**TO BE DONE:**
Count how many lines hold the word "series" and give that number as the whole answer.

**PROVIDED RECORDS:**
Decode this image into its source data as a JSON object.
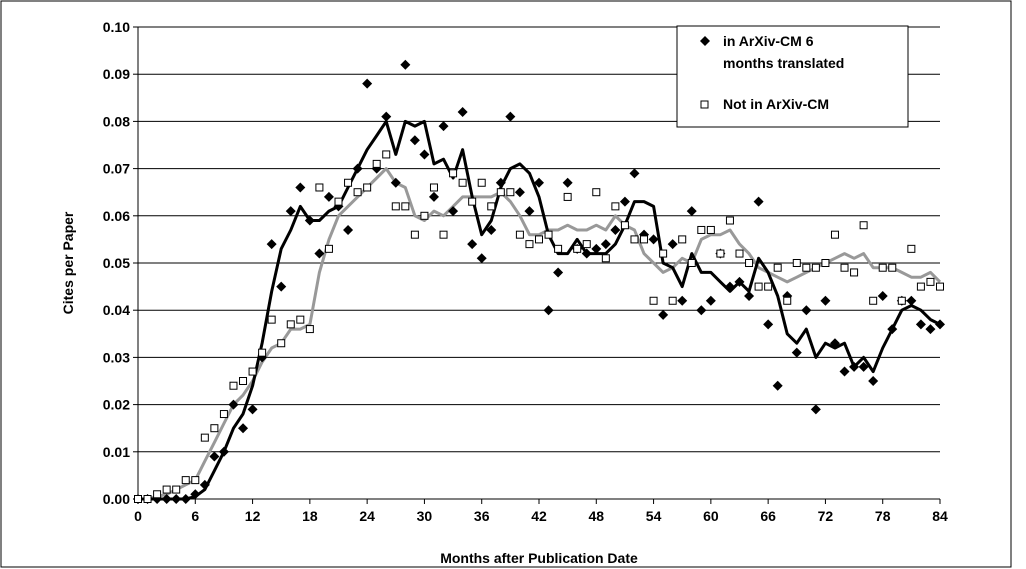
{
  "chart_data": {
    "type": "scatter",
    "xlabel": "Months after Publication Date",
    "ylabel": "Cites per Paper",
    "xlim": [
      0,
      84
    ],
    "ylim": [
      0,
      0.1
    ],
    "x_ticks": [
      "0",
      "6",
      "12",
      "18",
      "24",
      "30",
      "36",
      "42",
      "48",
      "54",
      "60",
      "66",
      "72",
      "78",
      "84"
    ],
    "y_ticks": [
      "0.00",
      "0.01",
      "0.02",
      "0.03",
      "0.04",
      "0.05",
      "0.06",
      "0.07",
      "0.08",
      "0.09",
      "0.10"
    ],
    "grid": "horizontal",
    "legend_position": "top-right",
    "legend": [
      {
        "label": "in ArXiv-CM 6",
        "label2": "months translated",
        "marker": "diamond"
      },
      {
        "label": "Not in ArXiv-CM",
        "label2": "",
        "marker": "square"
      }
    ],
    "series": [
      {
        "name": "in ArXiv-CM 6 months translated",
        "marker": "diamond",
        "color": "#000000",
        "x": [
          0,
          1,
          2,
          3,
          4,
          5,
          6,
          7,
          8,
          9,
          10,
          11,
          12,
          13,
          14,
          15,
          16,
          17,
          18,
          19,
          20,
          21,
          22,
          23,
          24,
          25,
          26,
          27,
          28,
          29,
          30,
          31,
          32,
          33,
          34,
          35,
          36,
          37,
          38,
          39,
          40,
          41,
          42,
          43,
          44,
          45,
          46,
          47,
          48,
          49,
          50,
          51,
          52,
          53,
          54,
          55,
          56,
          57,
          58,
          59,
          60,
          61,
          62,
          63,
          64,
          65,
          66,
          67,
          68,
          69,
          70,
          71,
          72,
          73,
          74,
          75,
          76,
          77,
          78,
          79,
          80,
          81,
          82,
          83,
          84
        ],
        "y": [
          0.0,
          0.0,
          0.0,
          0.0,
          0.0,
          0.0,
          0.001,
          0.003,
          0.009,
          0.01,
          0.02,
          0.015,
          0.019,
          0.03,
          0.054,
          0.045,
          0.061,
          0.066,
          0.059,
          0.052,
          0.064,
          0.062,
          0.057,
          0.07,
          0.088,
          0.07,
          0.081,
          0.067,
          0.092,
          0.076,
          0.073,
          0.064,
          0.079,
          0.061,
          0.082,
          0.054,
          0.051,
          0.057,
          0.067,
          0.081,
          0.065,
          0.061,
          0.067,
          0.04,
          0.048,
          0.067,
          0.053,
          0.052,
          0.053,
          0.054,
          0.057,
          0.063,
          0.069,
          0.056,
          0.055,
          0.039,
          0.054,
          0.042,
          0.061,
          0.04,
          0.042,
          0.052,
          0.045,
          0.046,
          0.043,
          0.063,
          0.037,
          0.024,
          0.043,
          0.031,
          0.04,
          0.019,
          0.042,
          0.033,
          0.027,
          0.028,
          0.028,
          0.025,
          0.043,
          0.036,
          0.042,
          0.042,
          0.037,
          0.036,
          0.037
        ]
      },
      {
        "name": "Not in ArXiv-CM",
        "marker": "square",
        "color": "#000000",
        "x": [
          0,
          1,
          2,
          3,
          4,
          5,
          6,
          7,
          8,
          9,
          10,
          11,
          12,
          13,
          14,
          15,
          16,
          17,
          18,
          19,
          20,
          21,
          22,
          23,
          24,
          25,
          26,
          27,
          28,
          29,
          30,
          31,
          32,
          33,
          34,
          35,
          36,
          37,
          38,
          39,
          40,
          41,
          42,
          43,
          44,
          45,
          46,
          47,
          48,
          49,
          50,
          51,
          52,
          53,
          54,
          55,
          56,
          57,
          58,
          59,
          60,
          61,
          62,
          63,
          64,
          65,
          66,
          67,
          68,
          69,
          70,
          71,
          72,
          73,
          74,
          75,
          76,
          77,
          78,
          79,
          80,
          81,
          82,
          83,
          84
        ],
        "y": [
          0.0,
          0.0,
          0.001,
          0.002,
          0.002,
          0.004,
          0.004,
          0.013,
          0.015,
          0.018,
          0.024,
          0.025,
          0.027,
          0.031,
          0.038,
          0.033,
          0.037,
          0.038,
          0.036,
          0.066,
          0.053,
          0.063,
          0.067,
          0.065,
          0.066,
          0.071,
          0.073,
          0.062,
          0.062,
          0.056,
          0.06,
          0.066,
          0.056,
          0.069,
          0.067,
          0.063,
          0.067,
          0.062,
          0.065,
          0.065,
          0.056,
          0.054,
          0.055,
          0.056,
          0.053,
          0.064,
          0.053,
          0.054,
          0.065,
          0.051,
          0.062,
          0.058,
          0.055,
          0.055,
          0.042,
          0.052,
          0.042,
          0.055,
          0.05,
          0.057,
          0.057,
          0.052,
          0.059,
          0.052,
          0.05,
          0.045,
          0.045,
          0.049,
          0.042,
          0.05,
          0.049,
          0.049,
          0.05,
          0.056,
          0.049,
          0.048,
          0.058,
          0.042,
          0.049,
          0.049,
          0.042,
          0.053,
          0.045,
          0.046,
          0.045
        ]
      }
    ],
    "trend_lines": [
      {
        "series": "in ArXiv-CM 6 months translated",
        "color": "#000000",
        "x": [
          0,
          1,
          2,
          3,
          4,
          5,
          6,
          7,
          8,
          9,
          10,
          11,
          12,
          13,
          14,
          15,
          16,
          17,
          18,
          19,
          20,
          21,
          22,
          23,
          24,
          25,
          26,
          27,
          28,
          29,
          30,
          31,
          32,
          33,
          34,
          35,
          36,
          37,
          38,
          39,
          40,
          41,
          42,
          43,
          44,
          45,
          46,
          47,
          48,
          49,
          50,
          51,
          52,
          53,
          54,
          55,
          56,
          57,
          58,
          59,
          60,
          61,
          62,
          63,
          64,
          65,
          66,
          67,
          68,
          69,
          70,
          71,
          72,
          73,
          74,
          75,
          76,
          77,
          78,
          79,
          80,
          81,
          82,
          83,
          84
        ],
        "y": [
          0.0,
          0.0,
          0.0,
          0.0,
          0.0,
          0.0,
          0.0005,
          0.002,
          0.006,
          0.01,
          0.015,
          0.018,
          0.024,
          0.033,
          0.044,
          0.053,
          0.057,
          0.062,
          0.059,
          0.059,
          0.061,
          0.062,
          0.066,
          0.07,
          0.074,
          0.077,
          0.08,
          0.073,
          0.08,
          0.079,
          0.08,
          0.071,
          0.072,
          0.068,
          0.074,
          0.064,
          0.056,
          0.059,
          0.066,
          0.07,
          0.071,
          0.069,
          0.064,
          0.056,
          0.052,
          0.052,
          0.055,
          0.052,
          0.052,
          0.052,
          0.054,
          0.058,
          0.063,
          0.063,
          0.062,
          0.05,
          0.049,
          0.045,
          0.052,
          0.048,
          0.048,
          0.046,
          0.044,
          0.046,
          0.044,
          0.051,
          0.048,
          0.043,
          0.035,
          0.033,
          0.036,
          0.03,
          0.033,
          0.032,
          0.033,
          0.028,
          0.03,
          0.027,
          0.032,
          0.036,
          0.04,
          0.041,
          0.04,
          0.038,
          0.037
        ]
      },
      {
        "series": "Not in ArXiv-CM",
        "color": "#999999",
        "x": [
          0,
          1,
          2,
          3,
          4,
          5,
          6,
          7,
          8,
          9,
          10,
          11,
          12,
          13,
          14,
          15,
          16,
          17,
          18,
          19,
          20,
          21,
          22,
          23,
          24,
          25,
          26,
          27,
          28,
          29,
          30,
          31,
          32,
          33,
          34,
          35,
          36,
          37,
          38,
          39,
          40,
          41,
          42,
          43,
          44,
          45,
          46,
          47,
          48,
          49,
          50,
          51,
          52,
          53,
          54,
          55,
          56,
          57,
          58,
          59,
          60,
          61,
          62,
          63,
          64,
          65,
          66,
          67,
          68,
          69,
          70,
          71,
          72,
          73,
          74,
          75,
          76,
          77,
          78,
          79,
          80,
          81,
          82,
          83,
          84
        ],
        "y": [
          0.0,
          0.0,
          0.0005,
          0.001,
          0.002,
          0.003,
          0.004,
          0.008,
          0.012,
          0.016,
          0.02,
          0.022,
          0.025,
          0.029,
          0.032,
          0.033,
          0.036,
          0.036,
          0.037,
          0.048,
          0.055,
          0.06,
          0.062,
          0.064,
          0.066,
          0.068,
          0.07,
          0.067,
          0.066,
          0.06,
          0.059,
          0.061,
          0.06,
          0.062,
          0.064,
          0.064,
          0.064,
          0.064,
          0.065,
          0.063,
          0.06,
          0.056,
          0.056,
          0.057,
          0.057,
          0.058,
          0.057,
          0.057,
          0.058,
          0.057,
          0.06,
          0.058,
          0.057,
          0.052,
          0.05,
          0.048,
          0.049,
          0.051,
          0.05,
          0.055,
          0.056,
          0.056,
          0.057,
          0.054,
          0.052,
          0.049,
          0.048,
          0.047,
          0.046,
          0.047,
          0.048,
          0.049,
          0.05,
          0.051,
          0.052,
          0.051,
          0.052,
          0.049,
          0.049,
          0.049,
          0.048,
          0.047,
          0.047,
          0.048,
          0.046
        ]
      }
    ]
  }
}
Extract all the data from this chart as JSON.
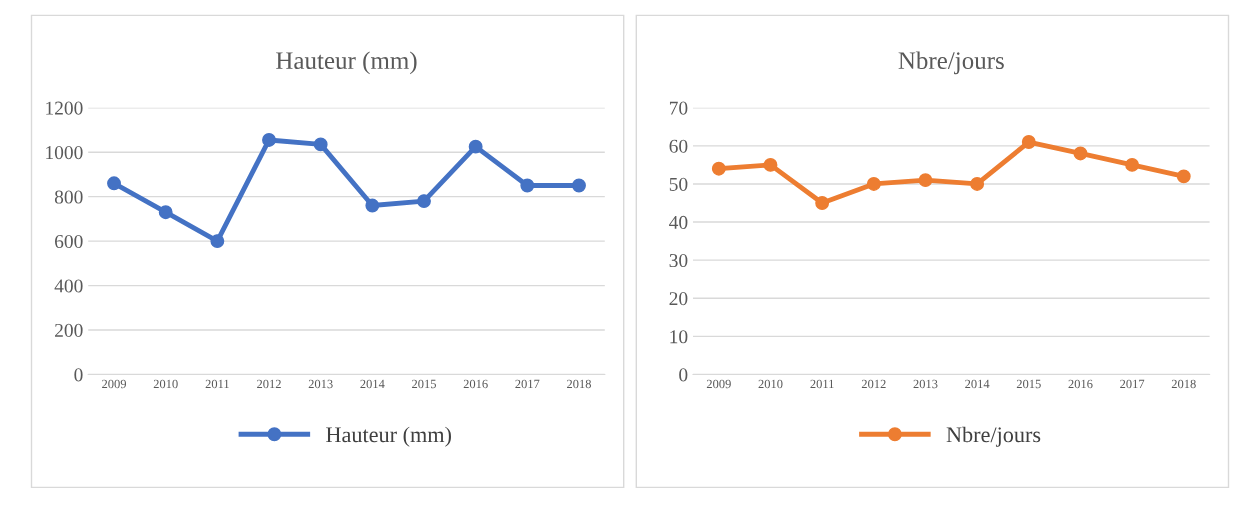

**WRITTEN SOLUTION:**
3